** Start EXERCISE MATERIAL **

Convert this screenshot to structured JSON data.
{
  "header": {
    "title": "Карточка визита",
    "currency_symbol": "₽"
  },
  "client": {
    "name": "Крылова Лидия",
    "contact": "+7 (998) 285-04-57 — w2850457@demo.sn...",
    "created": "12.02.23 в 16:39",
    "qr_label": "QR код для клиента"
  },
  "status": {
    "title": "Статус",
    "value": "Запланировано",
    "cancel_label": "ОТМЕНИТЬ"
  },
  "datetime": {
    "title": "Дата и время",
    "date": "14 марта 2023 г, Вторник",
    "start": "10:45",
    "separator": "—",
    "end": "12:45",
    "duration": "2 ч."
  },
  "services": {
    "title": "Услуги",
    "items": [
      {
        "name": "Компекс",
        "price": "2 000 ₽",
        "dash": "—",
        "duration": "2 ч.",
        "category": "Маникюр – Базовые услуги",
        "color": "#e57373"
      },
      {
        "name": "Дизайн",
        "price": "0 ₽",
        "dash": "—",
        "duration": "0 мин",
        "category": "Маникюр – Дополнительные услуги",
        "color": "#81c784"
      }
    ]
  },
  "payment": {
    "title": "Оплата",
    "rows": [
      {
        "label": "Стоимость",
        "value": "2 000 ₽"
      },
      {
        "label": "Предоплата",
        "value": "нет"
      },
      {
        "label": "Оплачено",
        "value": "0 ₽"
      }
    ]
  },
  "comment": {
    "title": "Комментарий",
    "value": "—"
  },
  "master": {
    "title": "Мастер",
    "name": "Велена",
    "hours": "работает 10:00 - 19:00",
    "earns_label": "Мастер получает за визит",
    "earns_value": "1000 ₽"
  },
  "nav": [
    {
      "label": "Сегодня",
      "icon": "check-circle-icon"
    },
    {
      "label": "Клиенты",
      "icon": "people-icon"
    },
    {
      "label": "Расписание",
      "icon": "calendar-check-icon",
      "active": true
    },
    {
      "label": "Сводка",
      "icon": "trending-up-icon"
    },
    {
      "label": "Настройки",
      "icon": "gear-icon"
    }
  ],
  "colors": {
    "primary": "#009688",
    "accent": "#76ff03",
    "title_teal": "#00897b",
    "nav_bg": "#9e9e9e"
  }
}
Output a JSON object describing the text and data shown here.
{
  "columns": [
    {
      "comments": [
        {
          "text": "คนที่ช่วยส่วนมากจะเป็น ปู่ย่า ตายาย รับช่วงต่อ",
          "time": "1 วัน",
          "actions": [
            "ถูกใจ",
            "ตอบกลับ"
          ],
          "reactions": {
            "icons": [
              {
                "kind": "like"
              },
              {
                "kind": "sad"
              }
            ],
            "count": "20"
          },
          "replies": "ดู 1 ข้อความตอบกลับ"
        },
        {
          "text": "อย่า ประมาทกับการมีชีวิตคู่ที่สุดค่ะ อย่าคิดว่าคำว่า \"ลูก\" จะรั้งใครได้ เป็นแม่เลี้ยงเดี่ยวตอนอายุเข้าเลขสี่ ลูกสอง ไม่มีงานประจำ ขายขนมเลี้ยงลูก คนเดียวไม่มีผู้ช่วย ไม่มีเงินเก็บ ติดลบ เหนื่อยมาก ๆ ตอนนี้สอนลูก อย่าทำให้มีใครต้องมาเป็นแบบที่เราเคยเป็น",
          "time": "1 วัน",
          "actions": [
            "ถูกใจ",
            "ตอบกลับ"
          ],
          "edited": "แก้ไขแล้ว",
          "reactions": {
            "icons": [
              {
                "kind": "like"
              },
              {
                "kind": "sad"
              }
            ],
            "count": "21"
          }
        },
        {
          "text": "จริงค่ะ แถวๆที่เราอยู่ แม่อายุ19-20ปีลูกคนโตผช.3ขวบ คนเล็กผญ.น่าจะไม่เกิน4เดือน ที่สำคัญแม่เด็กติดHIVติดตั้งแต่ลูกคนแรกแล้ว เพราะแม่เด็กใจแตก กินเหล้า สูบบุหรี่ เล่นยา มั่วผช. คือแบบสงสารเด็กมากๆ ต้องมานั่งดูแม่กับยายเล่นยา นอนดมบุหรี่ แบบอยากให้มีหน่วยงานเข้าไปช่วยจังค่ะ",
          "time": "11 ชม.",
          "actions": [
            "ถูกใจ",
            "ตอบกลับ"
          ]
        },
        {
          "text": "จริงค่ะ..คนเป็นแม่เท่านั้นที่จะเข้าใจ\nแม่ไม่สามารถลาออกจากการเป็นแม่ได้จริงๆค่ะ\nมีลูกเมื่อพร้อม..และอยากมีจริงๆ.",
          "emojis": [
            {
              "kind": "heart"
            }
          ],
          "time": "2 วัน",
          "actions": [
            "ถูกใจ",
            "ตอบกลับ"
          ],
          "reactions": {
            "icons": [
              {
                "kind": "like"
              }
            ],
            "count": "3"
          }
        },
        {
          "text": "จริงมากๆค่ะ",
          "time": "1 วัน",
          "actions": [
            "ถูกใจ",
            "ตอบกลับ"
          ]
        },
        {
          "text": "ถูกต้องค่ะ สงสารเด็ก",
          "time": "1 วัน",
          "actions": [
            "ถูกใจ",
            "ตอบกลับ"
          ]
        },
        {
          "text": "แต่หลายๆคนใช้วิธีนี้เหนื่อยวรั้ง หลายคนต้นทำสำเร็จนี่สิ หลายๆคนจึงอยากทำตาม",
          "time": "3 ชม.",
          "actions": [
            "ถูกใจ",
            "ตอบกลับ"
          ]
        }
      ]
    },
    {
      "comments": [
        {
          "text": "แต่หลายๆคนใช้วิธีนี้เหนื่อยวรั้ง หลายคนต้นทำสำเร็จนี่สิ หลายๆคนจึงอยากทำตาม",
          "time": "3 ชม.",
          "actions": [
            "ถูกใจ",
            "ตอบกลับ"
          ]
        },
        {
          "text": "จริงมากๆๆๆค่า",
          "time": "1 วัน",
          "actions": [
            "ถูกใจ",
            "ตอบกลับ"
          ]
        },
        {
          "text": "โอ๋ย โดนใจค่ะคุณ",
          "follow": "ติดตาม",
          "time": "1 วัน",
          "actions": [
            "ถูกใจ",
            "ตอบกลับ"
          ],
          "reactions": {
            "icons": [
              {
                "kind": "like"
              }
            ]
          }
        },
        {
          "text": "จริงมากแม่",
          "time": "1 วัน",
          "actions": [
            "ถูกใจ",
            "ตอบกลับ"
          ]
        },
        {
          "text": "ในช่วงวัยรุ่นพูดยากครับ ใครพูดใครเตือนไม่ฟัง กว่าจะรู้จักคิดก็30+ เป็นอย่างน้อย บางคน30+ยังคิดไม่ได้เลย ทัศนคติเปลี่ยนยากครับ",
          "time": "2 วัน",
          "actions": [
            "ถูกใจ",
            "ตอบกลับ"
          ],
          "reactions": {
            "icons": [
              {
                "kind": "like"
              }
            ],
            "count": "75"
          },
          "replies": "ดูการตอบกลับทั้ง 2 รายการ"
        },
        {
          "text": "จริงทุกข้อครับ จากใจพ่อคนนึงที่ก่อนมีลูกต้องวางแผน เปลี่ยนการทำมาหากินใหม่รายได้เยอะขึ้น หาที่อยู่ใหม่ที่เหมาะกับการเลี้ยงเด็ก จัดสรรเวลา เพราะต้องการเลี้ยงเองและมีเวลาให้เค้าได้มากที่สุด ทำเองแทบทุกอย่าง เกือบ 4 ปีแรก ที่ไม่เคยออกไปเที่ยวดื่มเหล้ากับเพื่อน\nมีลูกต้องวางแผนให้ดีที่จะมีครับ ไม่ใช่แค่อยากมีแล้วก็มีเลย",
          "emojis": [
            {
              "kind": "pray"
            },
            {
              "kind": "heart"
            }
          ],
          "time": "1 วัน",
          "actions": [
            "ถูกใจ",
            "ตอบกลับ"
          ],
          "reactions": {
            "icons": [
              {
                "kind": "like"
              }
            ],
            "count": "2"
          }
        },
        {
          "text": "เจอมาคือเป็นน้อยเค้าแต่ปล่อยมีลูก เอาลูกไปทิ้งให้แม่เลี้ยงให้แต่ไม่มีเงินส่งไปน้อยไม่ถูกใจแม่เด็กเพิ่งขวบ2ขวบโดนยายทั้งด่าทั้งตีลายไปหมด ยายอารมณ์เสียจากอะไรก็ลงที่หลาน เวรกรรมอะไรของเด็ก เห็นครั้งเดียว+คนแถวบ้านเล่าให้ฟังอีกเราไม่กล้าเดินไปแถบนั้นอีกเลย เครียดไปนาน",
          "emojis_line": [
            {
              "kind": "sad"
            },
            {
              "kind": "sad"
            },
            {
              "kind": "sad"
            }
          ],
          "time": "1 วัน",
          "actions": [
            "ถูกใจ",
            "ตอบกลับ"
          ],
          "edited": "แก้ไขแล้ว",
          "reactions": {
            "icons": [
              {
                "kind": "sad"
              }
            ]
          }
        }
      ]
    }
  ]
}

** End EXERCISE MATERIAL **

THE PROBLEM:
Show each line in the entries that holds the string "data".

WRITTEN ANSWER:
Convert this screenshot to structured JSON data.
Output a JSON object describing the text and data shown here.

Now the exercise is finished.